⟨
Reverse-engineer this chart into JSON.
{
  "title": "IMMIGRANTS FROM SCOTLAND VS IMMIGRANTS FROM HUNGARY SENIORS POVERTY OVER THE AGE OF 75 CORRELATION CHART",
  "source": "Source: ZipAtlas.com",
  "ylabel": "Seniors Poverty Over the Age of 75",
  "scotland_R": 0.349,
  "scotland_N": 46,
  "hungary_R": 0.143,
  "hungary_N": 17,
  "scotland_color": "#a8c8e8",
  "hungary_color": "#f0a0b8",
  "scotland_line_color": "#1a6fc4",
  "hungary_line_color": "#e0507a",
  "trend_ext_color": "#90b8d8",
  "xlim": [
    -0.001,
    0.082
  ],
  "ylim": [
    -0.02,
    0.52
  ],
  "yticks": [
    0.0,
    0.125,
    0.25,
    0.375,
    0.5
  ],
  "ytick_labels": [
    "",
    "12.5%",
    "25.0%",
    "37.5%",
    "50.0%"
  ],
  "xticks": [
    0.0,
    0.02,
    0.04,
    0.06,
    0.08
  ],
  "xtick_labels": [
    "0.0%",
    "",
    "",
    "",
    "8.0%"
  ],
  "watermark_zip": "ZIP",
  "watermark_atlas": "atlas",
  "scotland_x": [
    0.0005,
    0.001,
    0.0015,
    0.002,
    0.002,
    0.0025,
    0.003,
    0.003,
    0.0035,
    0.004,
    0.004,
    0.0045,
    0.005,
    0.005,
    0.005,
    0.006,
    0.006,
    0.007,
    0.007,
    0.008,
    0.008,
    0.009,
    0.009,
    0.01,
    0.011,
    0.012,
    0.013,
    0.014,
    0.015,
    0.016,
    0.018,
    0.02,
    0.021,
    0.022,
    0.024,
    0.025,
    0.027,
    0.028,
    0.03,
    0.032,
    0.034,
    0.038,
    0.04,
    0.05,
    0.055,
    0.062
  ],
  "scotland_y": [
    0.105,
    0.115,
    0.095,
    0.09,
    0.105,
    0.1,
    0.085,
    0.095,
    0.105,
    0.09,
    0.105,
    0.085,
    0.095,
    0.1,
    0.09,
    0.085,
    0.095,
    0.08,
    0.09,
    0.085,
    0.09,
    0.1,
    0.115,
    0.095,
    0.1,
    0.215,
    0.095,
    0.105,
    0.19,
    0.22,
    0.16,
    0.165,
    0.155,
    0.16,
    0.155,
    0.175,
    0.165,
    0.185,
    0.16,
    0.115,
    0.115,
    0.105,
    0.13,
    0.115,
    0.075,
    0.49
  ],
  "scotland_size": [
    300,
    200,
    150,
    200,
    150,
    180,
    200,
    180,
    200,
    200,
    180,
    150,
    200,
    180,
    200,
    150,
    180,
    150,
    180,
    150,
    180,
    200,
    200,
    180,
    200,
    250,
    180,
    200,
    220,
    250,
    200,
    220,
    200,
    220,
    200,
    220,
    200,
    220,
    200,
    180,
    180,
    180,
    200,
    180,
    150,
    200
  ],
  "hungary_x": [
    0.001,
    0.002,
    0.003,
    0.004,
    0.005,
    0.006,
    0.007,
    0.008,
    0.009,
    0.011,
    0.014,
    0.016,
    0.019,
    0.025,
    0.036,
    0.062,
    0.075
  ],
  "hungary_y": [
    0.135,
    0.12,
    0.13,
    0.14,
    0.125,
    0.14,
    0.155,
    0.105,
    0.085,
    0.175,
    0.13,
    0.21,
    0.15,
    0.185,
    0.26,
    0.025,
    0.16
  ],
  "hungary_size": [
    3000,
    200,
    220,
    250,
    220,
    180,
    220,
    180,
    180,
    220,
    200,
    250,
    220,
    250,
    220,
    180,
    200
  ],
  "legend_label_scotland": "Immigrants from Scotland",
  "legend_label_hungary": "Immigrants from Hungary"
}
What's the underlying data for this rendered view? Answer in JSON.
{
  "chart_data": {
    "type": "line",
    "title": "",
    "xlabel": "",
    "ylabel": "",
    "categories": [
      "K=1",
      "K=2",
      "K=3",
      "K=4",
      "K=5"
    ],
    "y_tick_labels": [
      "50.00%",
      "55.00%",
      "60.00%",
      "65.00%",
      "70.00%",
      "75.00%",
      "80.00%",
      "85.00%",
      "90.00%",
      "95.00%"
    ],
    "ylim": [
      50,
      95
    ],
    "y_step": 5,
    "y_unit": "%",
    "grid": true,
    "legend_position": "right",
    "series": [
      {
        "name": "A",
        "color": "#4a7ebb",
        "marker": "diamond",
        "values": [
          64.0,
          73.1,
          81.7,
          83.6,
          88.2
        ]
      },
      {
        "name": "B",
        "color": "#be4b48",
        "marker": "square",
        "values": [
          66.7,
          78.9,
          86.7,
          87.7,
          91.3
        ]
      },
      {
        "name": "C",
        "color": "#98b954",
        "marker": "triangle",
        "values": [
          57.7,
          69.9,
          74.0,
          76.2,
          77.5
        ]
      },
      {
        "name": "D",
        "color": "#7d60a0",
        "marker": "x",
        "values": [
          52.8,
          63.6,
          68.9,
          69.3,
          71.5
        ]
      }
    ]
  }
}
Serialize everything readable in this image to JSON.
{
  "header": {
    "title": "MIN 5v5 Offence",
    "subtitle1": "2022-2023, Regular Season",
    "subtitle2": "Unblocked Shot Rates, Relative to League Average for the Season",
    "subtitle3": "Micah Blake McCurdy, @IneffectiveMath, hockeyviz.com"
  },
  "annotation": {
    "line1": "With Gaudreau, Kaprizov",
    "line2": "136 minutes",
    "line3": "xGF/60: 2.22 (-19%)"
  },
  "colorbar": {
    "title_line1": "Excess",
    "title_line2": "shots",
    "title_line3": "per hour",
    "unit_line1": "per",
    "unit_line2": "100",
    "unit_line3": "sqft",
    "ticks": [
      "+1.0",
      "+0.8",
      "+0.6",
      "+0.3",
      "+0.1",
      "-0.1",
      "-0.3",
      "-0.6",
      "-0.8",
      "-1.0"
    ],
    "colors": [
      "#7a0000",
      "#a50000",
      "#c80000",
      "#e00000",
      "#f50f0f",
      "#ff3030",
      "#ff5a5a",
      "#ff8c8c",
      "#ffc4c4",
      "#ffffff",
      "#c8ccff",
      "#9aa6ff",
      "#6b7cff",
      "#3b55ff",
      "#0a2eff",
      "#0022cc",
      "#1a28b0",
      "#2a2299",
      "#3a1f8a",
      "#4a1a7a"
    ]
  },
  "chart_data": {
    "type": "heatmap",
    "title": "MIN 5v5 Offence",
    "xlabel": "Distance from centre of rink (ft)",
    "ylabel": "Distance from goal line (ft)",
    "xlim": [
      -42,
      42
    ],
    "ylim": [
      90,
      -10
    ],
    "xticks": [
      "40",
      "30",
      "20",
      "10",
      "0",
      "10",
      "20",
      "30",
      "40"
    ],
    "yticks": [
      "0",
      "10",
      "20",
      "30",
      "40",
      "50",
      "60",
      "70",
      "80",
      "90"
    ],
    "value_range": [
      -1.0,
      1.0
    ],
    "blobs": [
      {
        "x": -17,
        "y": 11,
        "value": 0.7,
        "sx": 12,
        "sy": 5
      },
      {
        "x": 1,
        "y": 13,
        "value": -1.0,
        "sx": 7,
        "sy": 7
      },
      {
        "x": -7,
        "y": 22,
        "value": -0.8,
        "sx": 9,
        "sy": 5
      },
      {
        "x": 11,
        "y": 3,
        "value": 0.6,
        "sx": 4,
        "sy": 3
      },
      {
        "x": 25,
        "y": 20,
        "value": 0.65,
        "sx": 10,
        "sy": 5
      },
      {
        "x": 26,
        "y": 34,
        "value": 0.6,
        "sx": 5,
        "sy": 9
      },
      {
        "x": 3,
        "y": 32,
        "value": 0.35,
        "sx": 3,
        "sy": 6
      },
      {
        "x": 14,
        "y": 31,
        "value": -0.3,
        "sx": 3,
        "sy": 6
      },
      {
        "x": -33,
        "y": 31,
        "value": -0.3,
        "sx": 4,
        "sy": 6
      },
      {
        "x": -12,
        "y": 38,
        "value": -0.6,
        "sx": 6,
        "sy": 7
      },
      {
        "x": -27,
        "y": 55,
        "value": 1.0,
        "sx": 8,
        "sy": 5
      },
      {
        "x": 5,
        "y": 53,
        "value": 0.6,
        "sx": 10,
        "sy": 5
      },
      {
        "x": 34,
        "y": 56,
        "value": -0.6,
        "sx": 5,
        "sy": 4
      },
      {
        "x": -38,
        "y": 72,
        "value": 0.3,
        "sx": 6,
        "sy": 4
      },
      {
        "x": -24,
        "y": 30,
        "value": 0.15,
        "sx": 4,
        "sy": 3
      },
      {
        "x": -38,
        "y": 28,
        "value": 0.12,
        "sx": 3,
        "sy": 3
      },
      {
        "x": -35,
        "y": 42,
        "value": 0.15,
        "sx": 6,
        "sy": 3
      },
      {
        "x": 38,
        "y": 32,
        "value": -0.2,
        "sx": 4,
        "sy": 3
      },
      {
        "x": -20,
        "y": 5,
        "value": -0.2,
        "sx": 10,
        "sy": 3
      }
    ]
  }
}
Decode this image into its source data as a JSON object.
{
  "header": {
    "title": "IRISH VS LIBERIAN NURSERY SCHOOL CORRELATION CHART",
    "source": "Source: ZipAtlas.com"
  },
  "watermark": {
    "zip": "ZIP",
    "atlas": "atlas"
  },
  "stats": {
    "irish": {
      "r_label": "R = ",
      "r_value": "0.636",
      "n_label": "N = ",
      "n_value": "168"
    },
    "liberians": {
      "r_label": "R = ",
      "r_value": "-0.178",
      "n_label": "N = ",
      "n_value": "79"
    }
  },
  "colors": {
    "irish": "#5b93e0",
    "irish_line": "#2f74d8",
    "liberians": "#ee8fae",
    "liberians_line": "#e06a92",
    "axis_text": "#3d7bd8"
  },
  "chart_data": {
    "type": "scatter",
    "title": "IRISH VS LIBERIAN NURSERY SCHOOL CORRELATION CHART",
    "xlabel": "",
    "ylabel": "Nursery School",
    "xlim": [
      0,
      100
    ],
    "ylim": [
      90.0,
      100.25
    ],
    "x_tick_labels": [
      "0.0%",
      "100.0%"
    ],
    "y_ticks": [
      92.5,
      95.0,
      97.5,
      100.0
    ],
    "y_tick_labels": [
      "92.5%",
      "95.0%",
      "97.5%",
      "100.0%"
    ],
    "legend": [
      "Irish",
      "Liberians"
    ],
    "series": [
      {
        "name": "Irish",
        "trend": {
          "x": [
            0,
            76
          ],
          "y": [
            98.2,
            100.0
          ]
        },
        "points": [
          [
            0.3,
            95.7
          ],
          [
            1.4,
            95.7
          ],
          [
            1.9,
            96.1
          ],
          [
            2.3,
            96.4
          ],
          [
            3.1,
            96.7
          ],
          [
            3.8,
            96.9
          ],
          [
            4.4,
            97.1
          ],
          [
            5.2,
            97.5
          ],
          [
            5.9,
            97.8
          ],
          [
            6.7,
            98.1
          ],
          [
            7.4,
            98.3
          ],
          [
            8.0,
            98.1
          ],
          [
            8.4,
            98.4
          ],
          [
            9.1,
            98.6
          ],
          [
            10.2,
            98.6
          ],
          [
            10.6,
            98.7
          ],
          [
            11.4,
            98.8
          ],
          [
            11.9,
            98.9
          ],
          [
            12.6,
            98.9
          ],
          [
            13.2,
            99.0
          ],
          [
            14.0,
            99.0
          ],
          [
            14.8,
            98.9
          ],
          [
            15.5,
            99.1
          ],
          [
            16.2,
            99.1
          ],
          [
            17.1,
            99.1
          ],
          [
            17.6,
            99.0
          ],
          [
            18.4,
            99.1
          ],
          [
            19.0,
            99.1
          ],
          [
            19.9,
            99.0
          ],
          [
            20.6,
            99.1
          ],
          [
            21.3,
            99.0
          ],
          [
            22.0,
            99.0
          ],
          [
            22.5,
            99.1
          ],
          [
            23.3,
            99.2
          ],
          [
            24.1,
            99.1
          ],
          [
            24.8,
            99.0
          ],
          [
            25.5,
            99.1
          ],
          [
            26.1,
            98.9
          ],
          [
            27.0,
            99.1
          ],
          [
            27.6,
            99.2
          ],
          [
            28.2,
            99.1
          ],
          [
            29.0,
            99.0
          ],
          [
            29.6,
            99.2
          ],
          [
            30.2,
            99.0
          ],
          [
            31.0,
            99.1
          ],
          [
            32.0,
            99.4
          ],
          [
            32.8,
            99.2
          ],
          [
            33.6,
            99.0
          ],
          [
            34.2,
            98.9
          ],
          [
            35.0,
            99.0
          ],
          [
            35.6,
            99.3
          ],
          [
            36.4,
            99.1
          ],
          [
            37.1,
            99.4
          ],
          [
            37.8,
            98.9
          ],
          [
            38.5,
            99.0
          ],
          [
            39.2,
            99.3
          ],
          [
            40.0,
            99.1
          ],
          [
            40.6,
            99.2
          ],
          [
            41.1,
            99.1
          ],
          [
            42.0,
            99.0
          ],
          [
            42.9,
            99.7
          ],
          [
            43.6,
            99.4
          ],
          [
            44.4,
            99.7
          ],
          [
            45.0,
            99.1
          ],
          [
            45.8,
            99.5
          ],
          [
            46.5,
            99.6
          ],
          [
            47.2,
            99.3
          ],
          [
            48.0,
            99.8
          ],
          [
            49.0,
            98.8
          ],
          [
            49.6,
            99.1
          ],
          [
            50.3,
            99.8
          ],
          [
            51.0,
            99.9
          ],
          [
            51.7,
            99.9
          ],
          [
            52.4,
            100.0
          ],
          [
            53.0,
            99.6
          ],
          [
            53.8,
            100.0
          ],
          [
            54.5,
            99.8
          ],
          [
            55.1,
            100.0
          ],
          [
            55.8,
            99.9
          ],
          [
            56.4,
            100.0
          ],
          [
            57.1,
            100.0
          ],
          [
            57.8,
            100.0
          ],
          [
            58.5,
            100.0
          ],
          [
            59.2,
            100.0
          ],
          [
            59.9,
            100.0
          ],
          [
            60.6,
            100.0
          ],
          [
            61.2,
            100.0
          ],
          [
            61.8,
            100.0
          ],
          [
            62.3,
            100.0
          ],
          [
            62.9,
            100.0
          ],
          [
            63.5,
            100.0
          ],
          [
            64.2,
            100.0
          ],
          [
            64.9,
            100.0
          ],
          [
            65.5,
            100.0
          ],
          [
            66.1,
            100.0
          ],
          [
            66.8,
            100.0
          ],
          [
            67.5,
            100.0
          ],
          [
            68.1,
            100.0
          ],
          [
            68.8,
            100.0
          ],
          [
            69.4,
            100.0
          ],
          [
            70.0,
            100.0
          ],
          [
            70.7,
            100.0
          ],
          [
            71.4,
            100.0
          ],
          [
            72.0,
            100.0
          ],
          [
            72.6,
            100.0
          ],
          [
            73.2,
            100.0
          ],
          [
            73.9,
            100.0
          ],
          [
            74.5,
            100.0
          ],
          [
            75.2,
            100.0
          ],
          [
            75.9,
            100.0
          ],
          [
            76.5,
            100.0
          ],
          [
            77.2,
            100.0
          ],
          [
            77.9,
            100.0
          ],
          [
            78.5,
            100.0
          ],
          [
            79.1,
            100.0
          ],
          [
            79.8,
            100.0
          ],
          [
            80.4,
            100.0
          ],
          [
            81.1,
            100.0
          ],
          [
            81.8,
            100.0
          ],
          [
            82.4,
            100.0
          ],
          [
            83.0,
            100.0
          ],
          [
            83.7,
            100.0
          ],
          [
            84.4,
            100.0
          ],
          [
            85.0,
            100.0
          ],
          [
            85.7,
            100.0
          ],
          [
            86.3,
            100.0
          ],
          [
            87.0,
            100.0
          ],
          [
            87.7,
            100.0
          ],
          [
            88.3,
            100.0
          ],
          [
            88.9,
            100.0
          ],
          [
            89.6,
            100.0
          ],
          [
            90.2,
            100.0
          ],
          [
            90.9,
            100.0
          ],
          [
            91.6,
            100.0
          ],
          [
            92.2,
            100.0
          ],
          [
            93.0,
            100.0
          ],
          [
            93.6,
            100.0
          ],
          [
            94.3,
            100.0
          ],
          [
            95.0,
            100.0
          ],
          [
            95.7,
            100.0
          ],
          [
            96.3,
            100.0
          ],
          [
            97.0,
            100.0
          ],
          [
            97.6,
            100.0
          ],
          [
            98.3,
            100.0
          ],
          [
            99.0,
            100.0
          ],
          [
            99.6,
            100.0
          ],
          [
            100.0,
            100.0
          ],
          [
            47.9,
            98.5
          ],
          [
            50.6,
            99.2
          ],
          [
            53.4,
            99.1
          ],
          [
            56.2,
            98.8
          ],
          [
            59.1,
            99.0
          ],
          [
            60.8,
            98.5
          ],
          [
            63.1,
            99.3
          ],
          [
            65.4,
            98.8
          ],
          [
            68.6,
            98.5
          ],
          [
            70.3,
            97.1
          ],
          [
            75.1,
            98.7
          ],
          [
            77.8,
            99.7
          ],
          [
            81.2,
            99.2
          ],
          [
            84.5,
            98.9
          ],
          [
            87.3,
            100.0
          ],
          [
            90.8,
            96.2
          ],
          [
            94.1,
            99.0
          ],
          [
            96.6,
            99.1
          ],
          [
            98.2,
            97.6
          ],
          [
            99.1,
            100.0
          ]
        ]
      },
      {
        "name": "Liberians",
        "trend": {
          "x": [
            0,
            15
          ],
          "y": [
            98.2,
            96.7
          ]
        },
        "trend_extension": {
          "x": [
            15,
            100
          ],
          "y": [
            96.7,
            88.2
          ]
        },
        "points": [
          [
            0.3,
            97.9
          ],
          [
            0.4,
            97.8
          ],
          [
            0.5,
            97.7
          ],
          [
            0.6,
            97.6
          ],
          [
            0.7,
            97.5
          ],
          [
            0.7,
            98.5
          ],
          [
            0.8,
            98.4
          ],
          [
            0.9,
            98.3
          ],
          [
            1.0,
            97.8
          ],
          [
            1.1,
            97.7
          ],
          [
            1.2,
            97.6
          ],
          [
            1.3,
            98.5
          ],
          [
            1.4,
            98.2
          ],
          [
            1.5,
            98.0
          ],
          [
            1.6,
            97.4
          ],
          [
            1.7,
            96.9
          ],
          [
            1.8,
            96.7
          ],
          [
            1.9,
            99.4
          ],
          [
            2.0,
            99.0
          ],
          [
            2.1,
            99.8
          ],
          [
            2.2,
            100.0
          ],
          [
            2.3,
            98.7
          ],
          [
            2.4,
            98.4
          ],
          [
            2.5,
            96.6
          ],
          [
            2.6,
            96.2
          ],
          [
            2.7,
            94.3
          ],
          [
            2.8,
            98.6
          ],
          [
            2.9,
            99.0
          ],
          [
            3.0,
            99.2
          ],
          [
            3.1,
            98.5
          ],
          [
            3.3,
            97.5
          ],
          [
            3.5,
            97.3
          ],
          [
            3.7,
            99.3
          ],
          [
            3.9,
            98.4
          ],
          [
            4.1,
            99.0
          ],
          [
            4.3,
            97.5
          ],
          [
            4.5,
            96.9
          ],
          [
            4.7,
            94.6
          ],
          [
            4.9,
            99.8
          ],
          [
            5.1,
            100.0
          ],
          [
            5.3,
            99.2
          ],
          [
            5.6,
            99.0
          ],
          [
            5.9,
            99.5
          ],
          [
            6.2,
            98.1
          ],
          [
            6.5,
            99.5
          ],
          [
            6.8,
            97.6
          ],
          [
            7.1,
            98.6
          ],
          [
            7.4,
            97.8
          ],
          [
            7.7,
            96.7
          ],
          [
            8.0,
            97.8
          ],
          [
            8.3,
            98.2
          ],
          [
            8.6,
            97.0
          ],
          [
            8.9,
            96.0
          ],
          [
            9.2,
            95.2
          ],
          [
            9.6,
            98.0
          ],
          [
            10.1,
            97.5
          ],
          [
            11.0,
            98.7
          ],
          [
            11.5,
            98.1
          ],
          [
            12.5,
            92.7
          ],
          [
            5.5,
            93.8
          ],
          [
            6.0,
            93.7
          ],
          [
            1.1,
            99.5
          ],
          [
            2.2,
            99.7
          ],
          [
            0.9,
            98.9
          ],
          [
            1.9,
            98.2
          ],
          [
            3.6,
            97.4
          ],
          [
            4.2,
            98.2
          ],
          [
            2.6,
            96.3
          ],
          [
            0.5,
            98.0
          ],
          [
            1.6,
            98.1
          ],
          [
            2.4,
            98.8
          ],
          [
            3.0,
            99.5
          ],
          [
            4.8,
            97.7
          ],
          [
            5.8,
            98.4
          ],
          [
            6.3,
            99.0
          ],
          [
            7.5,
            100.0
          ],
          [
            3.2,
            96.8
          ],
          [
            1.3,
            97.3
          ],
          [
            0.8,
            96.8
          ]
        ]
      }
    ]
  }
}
⟩
§ EXERCISE AIM: Copy every line above that holds the word "marker".

§ FINAL RESULT:
        "marker": "diamond",
        "marker": "square",
        "marker": "triangle",
        "marker": "x",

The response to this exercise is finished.